Below are some records. How many of their lines contain the string "Directory"? Give the number only.

>>>

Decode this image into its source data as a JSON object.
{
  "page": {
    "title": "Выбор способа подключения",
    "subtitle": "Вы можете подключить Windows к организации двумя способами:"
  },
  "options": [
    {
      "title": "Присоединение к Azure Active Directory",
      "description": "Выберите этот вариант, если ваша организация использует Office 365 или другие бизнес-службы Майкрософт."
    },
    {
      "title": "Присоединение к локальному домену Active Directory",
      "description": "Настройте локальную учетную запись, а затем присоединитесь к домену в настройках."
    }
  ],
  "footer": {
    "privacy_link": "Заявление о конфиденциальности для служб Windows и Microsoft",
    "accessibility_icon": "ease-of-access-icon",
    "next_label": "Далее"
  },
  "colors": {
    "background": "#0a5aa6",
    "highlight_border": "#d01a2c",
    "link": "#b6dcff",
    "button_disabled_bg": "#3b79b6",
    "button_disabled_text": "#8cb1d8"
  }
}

<<<

◆ **SOLUTION FOR THIS PROBLEM**
2